- [What you are asked to do]
Write down every entry below once more, exactly.

____ Exercise materials

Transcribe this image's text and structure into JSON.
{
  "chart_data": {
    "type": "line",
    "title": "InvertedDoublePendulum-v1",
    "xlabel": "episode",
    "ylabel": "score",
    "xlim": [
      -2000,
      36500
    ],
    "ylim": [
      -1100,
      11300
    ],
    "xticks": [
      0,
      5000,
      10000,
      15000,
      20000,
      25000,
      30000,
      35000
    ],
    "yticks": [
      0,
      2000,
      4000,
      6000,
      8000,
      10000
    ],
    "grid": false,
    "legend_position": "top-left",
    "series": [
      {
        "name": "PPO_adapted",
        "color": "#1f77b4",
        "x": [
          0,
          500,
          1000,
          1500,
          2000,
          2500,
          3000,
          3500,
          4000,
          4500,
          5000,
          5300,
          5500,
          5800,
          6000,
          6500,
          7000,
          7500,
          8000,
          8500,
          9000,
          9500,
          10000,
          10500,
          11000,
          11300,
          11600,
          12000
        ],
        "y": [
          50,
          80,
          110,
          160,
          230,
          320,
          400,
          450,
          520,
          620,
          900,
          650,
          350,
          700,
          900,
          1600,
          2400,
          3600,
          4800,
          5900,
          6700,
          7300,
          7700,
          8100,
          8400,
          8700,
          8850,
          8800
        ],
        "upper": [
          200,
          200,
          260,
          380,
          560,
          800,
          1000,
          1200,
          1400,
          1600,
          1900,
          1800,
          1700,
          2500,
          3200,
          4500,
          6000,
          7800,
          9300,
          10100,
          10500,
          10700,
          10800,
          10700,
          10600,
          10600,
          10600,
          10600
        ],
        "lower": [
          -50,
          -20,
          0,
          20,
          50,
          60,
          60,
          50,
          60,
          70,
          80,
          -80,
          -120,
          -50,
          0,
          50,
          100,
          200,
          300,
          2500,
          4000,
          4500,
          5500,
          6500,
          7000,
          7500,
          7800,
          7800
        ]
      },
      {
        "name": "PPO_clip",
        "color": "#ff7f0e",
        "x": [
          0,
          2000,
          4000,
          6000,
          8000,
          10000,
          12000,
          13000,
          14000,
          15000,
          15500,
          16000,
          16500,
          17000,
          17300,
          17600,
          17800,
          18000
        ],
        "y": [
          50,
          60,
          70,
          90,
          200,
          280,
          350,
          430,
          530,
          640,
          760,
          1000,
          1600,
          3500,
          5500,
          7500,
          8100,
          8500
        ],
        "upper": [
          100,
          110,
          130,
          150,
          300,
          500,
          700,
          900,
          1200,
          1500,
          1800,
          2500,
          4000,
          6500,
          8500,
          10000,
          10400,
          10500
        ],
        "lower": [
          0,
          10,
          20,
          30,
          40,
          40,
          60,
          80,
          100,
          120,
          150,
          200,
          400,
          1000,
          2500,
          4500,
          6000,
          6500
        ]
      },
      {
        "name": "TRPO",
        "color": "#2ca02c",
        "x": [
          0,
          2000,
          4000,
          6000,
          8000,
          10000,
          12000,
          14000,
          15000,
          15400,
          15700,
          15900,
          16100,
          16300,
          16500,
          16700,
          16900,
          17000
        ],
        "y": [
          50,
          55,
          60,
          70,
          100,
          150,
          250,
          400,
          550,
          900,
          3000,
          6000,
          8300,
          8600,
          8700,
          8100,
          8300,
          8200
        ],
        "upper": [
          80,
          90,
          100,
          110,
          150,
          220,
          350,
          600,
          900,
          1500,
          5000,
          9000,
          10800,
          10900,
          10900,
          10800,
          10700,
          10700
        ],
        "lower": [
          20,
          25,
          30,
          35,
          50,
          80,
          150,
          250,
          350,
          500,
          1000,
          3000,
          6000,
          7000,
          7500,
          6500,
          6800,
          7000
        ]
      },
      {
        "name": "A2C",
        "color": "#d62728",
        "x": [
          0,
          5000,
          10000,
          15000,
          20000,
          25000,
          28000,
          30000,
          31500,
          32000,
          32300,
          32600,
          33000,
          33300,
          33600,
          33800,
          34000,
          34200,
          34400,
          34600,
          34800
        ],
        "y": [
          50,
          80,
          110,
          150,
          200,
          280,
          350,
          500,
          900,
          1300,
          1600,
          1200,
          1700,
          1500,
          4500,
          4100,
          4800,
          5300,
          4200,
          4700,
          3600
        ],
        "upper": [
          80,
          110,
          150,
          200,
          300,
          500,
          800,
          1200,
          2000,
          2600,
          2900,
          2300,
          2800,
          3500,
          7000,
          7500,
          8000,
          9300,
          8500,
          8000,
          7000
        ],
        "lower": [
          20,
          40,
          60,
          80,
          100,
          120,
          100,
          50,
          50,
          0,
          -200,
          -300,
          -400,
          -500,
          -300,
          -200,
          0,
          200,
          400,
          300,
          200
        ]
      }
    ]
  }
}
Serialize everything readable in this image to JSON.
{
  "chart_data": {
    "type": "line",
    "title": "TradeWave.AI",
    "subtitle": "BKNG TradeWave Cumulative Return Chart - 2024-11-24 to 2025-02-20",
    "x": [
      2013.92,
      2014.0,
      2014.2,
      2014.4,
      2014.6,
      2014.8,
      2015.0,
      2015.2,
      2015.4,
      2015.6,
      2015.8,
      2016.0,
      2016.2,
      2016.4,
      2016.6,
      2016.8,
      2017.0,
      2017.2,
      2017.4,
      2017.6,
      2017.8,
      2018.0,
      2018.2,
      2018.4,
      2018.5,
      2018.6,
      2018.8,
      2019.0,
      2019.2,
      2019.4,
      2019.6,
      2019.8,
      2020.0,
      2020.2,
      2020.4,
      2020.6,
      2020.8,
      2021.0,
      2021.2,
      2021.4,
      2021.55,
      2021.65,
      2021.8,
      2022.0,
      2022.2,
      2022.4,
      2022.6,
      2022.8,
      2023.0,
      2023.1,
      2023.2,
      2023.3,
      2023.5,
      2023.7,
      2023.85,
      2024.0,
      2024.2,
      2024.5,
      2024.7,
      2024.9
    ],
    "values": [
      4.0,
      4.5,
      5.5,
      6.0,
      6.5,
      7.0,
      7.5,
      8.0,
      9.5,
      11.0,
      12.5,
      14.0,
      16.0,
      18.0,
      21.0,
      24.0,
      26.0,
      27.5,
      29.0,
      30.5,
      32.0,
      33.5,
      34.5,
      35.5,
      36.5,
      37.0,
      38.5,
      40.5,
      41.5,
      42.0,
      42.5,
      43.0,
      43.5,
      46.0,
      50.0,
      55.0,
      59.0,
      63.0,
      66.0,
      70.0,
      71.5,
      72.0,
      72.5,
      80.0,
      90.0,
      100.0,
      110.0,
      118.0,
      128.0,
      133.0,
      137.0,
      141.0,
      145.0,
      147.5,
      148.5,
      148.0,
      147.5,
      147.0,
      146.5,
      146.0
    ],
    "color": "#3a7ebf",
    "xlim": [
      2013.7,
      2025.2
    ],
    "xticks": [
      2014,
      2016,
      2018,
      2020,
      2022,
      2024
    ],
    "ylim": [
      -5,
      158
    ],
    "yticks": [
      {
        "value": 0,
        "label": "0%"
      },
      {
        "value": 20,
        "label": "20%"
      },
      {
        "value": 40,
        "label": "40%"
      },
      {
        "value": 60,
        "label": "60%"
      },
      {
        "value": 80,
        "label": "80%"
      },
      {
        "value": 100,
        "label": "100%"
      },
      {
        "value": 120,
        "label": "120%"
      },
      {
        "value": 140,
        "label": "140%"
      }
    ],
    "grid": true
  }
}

________

- [Answer for the task]
Transcribe this image's text and structure into JSON.
{
  "chart_data": {
    "type": "line",
    "title": "InvertedDoublePendulum-v1",
    "xlabel": "episode",
    "ylabel": "score",
    "xlim": [
      -2000,
      36500
    ],
    "ylim": [
      -1100,
      11300
    ],
    "xticks": [
      0,
      5000,
      10000,
      15000,
      20000,
      25000,
      30000,
      35000
    ],
    "yticks": [
      0,
      2000,
      4000,
      6000,
      8000,
      10000
    ],
    "grid": false,
    "legend_position": "top-left",
    "series": [
      {
        "name": "PPO_adapted",
        "color": "#1f77b4",
        "x": [
          0,
          500,
          1000,
          1500,
          2000,
          2500,
          3000,
          3500,
          4000,
          4500,
          5000,
          5300,
          5500,
          5800,
          6000,
          6500,
          7000,
          7500,
          8000,
          8500,
          9000,
          9500,
          10000,
          10500,
          11000,
          11300,
          11600,
          12000
        ],
        "y": [
          50,
          80,
          110,
          160,
          230,
          320,
          400,
          450,
          520,
          620,
          900,
          650,
          350,
          700,
          900,
          1600,
          2400,
          3600,
          4800,
          5900,
          6700,
          7300,
          7700,
          8100,
          8400,
          8700,
          8850,
          8800
        ],
        "upper": [
          200,
          200,
          260,
          380,
          560,
          800,
          1000,
          1200,
          1400,
          1600,
          1900,
          1800,
          1700,
          2500,
          3200,
          4500,
          6000,
          7800,
          9300,
          10100,
          10500,
          10700,
          10800,
          10700,
          10600,
          10600,
          10600,
          10600
        ],
        "lower": [
          -50,
          -20,
          0,
          20,
          50,
          60,
          60,
          50,
          60,
          70,
          80,
          -80,
          -120,
          -50,
          0,
          50,
          100,
          200,
          300,
          2500,
          4000,
          4500,
          5500,
          6500,
          7000,
          7500,
          7800,
          7800
        ]
      },
      {
        "name": "PPO_clip",
        "color": "#ff7f0e",
        "x": [
          0,
          2000,
          4000,
          6000,
          8000,
          10000,
          12000,
          13000,
          14000,
          15000,
          15500,
          16000,
          16500,
          17000,
          17300,
          17600,
          17800,
          18000
        ],
        "y": [
          50,
          60,
          70,
          90,
          200,
          280,
          350,
          430,
          530,
          640,
          760,
          1000,
          1600,
          3500,
          5500,
          7500,
          8100,
          8500
        ],
        "upper": [
          100,
          110,
          130,
          150,
          300,
          500,
          700,
          900,
          1200,
          1500,
          1800,
          2500,
          4000,
          6500,
          8500,
          10000,
          10400,
          10500
        ],
        "lower": [
          0,
          10,
          20,
          30,
          40,
          40,
          60,
          80,
          100,
          120,
          150,
          200,
          400,
          1000,
          2500,
          4500,
          6000,
          6500
        ]
      },
      {
        "name": "TRPO",
        "color": "#2ca02c",
        "x": [
          0,
          2000,
          4000,
          6000,
          8000,
          10000,
          12000,
          14000,
          15000,
          15400,
          15700,
          15900,
          16100,
          16300,
          16500,
          16700,
          16900,
          17000
        ],
        "y": [
          50,
          55,
          60,
          70,
          100,
          150,
          250,
          400,
          550,
          900,
          3000,
          6000,
          8300,
          8600,
          8700,
          8100,
          8300,
          8200
        ],
        "upper": [
          80,
          90,
          100,
          110,
          150,
          220,
          350,
          600,
          900,
          1500,
          5000,
          9000,
          10800,
          10900,
          10900,
          10800,
          10700,
          10700
        ],
        "lower": [
          20,
          25,
          30,
          35,
          50,
          80,
          150,
          250,
          350,
          500,
          1000,
          3000,
          6000,
          7000,
          7500,
          6500,
          6800,
          7000
        ]
      },
      {
        "name": "A2C",
        "color": "#d62728",
        "x": [
          0,
          5000,
          10000,
          15000,
          20000,
          25000,
          28000,
          30000,
          31500,
          32000,
          32300,
          32600,
          33000,
          33300,
          33600,
          33800,
          34000,
          34200,
          34400,
          34600,
          34800
        ],
        "y": [
          50,
          80,
          110,
          150,
          200,
          280,
          350,
          500,
          900,
          1300,
          1600,
          1200,
          1700,
          1500,
          4500,
          4100,
          4800,
          5300,
          4200,
          4700,
          3600
        ],
        "upper": [
          80,
          110,
          150,
          200,
          300,
          500,
          800,
          1200,
          2000,
          2600,
          2900,
          2300,
          2800,
          3500,
          7000,
          7500,
          8000,
          9300,
          8500,
          8000,
          7000
        ],
        "lower": [
          20,
          40,
          60,
          80,
          100,
          120,
          100,
          50,
          50,
          0,
          -200,
          -300,
          -400,
          -500,
          -300,
          -200,
          0,
          200,
          400,
          300,
          200
        ]
      }
    ]
  }
}
Serialize everything readable in this image to JSON.
{
  "chart_data": {
    "type": "line",
    "title": "TradeWave.AI",
    "subtitle": "BKNG TradeWave Cumulative Return Chart - 2024-11-24 to 2025-02-20",
    "x": [
      2013.92,
      2014.0,
      2014.2,
      2014.4,
      2014.6,
      2014.8,
      2015.0,
      2015.2,
      2015.4,
      2015.6,
      2015.8,
      2016.0,
      2016.2,
      2016.4,
      2016.6,
      2016.8,
      2017.0,
      2017.2,
      2017.4,
      2017.6,
      2017.8,
      2018.0,
      2018.2,
      2018.4,
      2018.5,
      2018.6,
      2018.8,
      2019.0,
      2019.2,
      2019.4,
      2019.6,
      2019.8,
      2020.0,
      2020.2,
      2020.4,
      2020.6,
      2020.8,
      2021.0,
      2021.2,
      2021.4,
      2021.55,
      2021.65,
      2021.8,
      2022.0,
      2022.2,
      2022.4,
      2022.6,
      2022.8,
      2023.0,
      2023.1,
      2023.2,
      2023.3,
      2023.5,
      2023.7,
      2023.85,
      2024.0,
      2024.2,
      2024.5,
      2024.7,
      2024.9
    ],
    "values": [
      4.0,
      4.5,
      5.5,
      6.0,
      6.5,
      7.0,
      7.5,
      8.0,
      9.5,
      11.0,
      12.5,
      14.0,
      16.0,
      18.0,
      21.0,
      24.0,
      26.0,
      27.5,
      29.0,
      30.5,
      32.0,
      33.5,
      34.5,
      35.5,
      36.5,
      37.0,
      38.5,
      40.5,
      41.5,
      42.0,
      42.5,
      43.0,
      43.5,
      46.0,
      50.0,
      55.0,
      59.0,
      63.0,
      66.0,
      70.0,
      71.5,
      72.0,
      72.5,
      80.0,
      90.0,
      100.0,
      110.0,
      118.0,
      128.0,
      133.0,
      137.0,
      141.0,
      145.0,
      147.5,
      148.5,
      148.0,
      147.5,
      147.0,
      146.5,
      146.0
    ],
    "color": "#3a7ebf",
    "xlim": [
      2013.7,
      2025.2
    ],
    "xticks": [
      2014,
      2016,
      2018,
      2020,
      2022,
      2024
    ],
    "ylim": [
      -5,
      158
    ],
    "yticks": [
      {
        "value": 0,
        "label": "0%"
      },
      {
        "value": 20,
        "label": "20%"
      },
      {
        "value": 40,
        "label": "40%"
      },
      {
        "value": 60,
        "label": "60%"
      },
      {
        "value": 80,
        "label": "80%"
      },
      {
        "value": 100,
        "label": "100%"
      },
      {
        "value": 120,
        "label": "120%"
      },
      {
        "value": 140,
        "label": "140%"
      }
    ],
    "grid": true
  }
}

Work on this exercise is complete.